Data listing:
--- Start ---

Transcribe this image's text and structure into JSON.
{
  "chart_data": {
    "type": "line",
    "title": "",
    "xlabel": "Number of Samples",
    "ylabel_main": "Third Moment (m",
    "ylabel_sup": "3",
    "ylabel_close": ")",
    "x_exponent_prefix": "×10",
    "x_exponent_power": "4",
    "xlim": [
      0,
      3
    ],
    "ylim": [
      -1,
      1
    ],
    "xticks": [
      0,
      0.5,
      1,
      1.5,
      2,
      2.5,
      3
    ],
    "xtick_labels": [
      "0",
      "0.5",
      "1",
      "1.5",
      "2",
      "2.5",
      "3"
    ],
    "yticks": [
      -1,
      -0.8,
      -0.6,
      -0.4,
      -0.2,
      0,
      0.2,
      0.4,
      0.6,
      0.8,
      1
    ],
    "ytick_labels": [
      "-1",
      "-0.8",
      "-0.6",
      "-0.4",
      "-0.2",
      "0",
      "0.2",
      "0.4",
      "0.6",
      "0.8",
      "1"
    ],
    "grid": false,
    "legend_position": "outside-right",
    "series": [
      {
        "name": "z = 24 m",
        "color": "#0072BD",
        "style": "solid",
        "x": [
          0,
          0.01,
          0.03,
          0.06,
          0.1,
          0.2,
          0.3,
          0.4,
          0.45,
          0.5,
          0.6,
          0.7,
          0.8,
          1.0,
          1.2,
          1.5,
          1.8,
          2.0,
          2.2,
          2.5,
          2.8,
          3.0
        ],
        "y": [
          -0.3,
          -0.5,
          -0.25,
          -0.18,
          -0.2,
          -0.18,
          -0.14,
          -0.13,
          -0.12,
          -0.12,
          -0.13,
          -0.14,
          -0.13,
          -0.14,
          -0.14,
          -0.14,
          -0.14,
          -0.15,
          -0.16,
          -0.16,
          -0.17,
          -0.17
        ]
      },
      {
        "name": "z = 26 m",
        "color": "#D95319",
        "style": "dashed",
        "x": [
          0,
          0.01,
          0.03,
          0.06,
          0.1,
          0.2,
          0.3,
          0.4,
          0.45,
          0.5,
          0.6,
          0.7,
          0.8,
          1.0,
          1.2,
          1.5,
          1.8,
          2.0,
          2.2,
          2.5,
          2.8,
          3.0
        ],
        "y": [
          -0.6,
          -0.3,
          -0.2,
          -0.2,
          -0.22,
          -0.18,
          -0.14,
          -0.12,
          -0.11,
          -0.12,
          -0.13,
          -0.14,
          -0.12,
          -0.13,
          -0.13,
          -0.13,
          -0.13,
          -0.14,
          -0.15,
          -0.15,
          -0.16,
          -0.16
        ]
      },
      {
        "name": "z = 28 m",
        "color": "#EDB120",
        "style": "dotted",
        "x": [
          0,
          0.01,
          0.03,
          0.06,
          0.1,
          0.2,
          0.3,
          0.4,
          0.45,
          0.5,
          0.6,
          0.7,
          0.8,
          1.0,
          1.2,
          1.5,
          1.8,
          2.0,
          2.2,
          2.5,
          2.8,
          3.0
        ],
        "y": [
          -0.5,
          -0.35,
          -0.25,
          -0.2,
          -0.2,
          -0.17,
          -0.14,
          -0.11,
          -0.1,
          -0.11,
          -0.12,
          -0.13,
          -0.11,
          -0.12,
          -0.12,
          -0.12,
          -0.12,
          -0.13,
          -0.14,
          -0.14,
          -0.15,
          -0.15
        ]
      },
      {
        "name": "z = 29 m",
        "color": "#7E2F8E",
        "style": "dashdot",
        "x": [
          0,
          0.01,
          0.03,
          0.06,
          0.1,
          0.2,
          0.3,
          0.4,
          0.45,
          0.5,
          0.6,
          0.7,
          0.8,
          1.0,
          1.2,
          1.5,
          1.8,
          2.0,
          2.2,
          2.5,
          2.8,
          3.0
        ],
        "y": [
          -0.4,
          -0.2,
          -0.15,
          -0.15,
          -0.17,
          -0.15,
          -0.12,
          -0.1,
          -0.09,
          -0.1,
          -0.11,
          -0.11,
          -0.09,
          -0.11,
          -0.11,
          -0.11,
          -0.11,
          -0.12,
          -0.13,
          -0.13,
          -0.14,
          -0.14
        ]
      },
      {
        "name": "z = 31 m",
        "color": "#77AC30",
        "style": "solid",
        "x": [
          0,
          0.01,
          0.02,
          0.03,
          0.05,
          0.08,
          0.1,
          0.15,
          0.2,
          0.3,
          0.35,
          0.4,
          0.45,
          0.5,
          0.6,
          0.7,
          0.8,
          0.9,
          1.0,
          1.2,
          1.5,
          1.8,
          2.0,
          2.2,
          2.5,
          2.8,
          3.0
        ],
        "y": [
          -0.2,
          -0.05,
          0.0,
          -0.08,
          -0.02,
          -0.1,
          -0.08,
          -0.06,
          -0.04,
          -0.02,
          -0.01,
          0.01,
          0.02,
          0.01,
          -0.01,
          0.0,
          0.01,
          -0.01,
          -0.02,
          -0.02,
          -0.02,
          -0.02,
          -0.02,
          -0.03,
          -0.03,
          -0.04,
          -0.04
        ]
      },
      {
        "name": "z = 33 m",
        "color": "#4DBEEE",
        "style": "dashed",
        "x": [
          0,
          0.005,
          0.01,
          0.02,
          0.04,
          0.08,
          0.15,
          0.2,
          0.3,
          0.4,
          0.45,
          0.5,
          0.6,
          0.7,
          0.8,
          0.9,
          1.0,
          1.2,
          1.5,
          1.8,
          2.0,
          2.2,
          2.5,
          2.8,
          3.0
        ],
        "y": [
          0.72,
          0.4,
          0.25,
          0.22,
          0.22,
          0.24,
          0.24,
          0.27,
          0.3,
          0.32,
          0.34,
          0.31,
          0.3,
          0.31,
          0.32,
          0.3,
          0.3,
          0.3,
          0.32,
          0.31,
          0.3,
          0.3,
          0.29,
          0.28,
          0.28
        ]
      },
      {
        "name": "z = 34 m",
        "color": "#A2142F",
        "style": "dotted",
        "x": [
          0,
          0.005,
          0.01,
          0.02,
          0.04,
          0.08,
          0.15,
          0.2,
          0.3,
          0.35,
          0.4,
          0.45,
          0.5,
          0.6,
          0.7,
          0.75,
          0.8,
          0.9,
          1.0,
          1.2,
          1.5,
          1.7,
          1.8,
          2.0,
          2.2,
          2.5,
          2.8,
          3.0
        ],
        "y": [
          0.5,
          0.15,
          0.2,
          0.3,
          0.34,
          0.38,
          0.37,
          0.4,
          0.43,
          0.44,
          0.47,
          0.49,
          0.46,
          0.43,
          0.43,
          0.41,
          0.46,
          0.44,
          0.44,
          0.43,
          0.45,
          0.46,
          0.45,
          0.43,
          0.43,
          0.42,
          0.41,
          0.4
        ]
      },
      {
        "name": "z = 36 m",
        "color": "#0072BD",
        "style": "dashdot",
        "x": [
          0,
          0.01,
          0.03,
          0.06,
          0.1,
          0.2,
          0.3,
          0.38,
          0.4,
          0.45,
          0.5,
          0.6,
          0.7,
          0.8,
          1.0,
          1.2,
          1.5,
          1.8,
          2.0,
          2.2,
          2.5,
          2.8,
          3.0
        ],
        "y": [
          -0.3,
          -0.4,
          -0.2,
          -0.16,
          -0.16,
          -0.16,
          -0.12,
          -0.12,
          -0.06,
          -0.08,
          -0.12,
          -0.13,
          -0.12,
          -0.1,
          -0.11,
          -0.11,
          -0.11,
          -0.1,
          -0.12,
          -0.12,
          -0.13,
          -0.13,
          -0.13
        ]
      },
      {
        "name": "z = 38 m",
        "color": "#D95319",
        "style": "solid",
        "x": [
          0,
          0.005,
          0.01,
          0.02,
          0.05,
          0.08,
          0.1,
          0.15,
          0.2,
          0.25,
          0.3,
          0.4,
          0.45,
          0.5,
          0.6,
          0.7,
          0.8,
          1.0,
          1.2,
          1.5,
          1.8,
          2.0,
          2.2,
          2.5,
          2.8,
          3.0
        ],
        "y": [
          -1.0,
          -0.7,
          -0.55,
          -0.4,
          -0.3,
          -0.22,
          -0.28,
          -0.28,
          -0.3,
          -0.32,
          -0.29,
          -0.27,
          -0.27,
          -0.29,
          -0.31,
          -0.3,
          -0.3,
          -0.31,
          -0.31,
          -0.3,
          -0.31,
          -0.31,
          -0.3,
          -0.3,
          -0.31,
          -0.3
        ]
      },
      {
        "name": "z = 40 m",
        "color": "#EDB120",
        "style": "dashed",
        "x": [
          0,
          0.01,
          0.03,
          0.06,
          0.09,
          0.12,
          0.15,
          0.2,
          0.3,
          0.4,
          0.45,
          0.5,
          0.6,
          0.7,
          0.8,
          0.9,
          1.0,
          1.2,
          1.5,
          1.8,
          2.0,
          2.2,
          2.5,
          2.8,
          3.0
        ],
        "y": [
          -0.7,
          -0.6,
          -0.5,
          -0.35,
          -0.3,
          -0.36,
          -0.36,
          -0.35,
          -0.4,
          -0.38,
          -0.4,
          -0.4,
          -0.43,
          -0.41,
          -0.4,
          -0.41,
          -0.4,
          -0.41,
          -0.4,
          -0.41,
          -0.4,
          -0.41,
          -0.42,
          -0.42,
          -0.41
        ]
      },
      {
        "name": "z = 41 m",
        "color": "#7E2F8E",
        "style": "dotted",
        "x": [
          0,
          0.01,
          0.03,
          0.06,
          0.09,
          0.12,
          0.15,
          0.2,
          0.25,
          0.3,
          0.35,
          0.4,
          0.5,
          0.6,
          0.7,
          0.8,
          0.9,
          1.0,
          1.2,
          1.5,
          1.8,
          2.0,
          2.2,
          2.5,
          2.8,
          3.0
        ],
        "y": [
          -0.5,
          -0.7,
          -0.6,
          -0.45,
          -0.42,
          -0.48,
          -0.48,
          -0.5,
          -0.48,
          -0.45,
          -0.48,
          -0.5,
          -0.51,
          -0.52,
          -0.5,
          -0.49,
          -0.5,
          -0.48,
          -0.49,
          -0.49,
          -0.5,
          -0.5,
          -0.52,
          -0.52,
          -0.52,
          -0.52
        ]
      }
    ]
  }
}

--- End ---

Look through the entries and find each line that has the string "name". Copy those lines.

* _Output_
        "name": "z = 24 m",
        "name": "z = 26 m",
        "name": "z = 28 m",
        "name": "z = 29 m",
        "name": "z = 31 m",
        "name": "z = 33 m",
        "name": "z = 34 m",
        "name": "z = 36 m",
        "name": "z = 38 m",
        "name": "z = 40 m",
        "name": "z = 41 m",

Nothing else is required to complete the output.